Directives »
a - In the comment about childhood toys, condense the paragraph that begins "I didn't even have any dolls" into a short bulleted list that keeps its main facts.
b - Summarize the comment about childhood toys in two sentences.
c - Using the comment about childhood toys, list every toy the commenter says they had as a kid.

Reading passage »
February 11, 2014 — 6:00 PM
Rio says:
I didn’t even have any dolls when I was a kid. All my toys were either animals, pokemon, dinosaurs, dragons, or people for the dragons to eat. I also had one of those plastic castles with the walls that you can rearrange. It was bitchin’. The stories I made up for them are what made me fall in love with stories in the first place, and they’re pretty much why I decided to become a writer.
The pink and blue thing doesn’t bother me so much when they’re extremely young, just as a way to tell which gender the kid is, you know? The colors are arbitrary anyways. It used to be the other way around, actually. But when they’re older, hell, let them wear whatever they want.

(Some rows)
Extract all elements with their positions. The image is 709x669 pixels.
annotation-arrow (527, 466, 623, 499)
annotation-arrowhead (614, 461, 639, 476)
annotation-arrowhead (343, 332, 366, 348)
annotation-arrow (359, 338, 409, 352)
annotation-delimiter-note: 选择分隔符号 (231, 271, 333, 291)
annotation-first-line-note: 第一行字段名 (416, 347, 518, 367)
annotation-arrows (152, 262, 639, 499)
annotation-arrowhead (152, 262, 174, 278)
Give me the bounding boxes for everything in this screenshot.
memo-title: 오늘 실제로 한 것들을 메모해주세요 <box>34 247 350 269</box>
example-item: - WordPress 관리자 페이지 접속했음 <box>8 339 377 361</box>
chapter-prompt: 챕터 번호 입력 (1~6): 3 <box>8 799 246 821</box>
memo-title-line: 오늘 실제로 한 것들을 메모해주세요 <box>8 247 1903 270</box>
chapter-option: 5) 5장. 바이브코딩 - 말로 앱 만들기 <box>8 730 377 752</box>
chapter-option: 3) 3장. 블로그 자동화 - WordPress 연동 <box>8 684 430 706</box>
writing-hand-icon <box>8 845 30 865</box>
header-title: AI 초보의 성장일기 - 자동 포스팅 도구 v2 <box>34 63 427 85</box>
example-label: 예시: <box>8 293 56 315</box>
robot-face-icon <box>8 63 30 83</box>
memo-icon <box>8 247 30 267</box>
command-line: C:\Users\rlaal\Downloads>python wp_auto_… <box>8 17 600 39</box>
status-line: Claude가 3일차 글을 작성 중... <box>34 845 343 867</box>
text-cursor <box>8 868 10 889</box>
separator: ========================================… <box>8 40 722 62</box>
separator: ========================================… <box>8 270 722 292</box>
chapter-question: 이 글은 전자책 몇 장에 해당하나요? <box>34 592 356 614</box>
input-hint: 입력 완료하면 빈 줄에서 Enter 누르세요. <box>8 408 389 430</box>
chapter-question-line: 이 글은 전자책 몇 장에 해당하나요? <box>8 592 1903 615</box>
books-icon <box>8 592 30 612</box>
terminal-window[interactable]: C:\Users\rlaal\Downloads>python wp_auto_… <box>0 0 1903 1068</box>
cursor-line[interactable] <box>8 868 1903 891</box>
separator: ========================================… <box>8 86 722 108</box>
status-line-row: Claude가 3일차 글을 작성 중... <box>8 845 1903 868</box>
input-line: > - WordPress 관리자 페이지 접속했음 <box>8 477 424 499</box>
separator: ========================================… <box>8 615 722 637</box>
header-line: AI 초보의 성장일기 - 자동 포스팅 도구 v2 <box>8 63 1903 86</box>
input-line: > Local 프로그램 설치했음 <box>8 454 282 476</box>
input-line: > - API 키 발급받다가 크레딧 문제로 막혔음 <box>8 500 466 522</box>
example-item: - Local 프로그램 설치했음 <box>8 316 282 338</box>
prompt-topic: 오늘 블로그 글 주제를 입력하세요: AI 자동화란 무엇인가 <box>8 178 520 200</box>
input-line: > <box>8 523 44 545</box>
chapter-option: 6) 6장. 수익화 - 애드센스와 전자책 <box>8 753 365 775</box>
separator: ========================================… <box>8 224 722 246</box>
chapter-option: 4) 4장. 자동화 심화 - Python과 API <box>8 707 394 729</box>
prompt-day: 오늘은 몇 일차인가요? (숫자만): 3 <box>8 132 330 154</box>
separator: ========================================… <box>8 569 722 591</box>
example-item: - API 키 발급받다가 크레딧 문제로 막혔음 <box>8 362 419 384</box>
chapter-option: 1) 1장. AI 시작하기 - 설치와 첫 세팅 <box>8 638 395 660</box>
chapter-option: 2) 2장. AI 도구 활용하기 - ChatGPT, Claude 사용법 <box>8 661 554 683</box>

Answer list »
a -
- Rio had no dolls as a child.
- Rio's toys were animals, pokemon, dinosaurs, dragons, people for the dragons to eat, and a plastic castle with rearrangeable walls.
- The stories Rio made up for these toys sparked a love of stories and are largely why Rio became a writer.

b - Rio had no dolls as a child, only toys like animals, dinosaurs, dragons and a plastic castle, and the stories invented for them led to a love of stories and a decision to become a writer. Rio doesn't mind pink and blue marking a very young child's gender, since the colors are arbitrary and were once reversed, but thinks older kids should be allowed to wear whatever they want.

c -
- Animals
- Pokemon
- Dinosaurs
- Dragons
- People for the dragons to eat
- A plastic castle with rearrangeable walls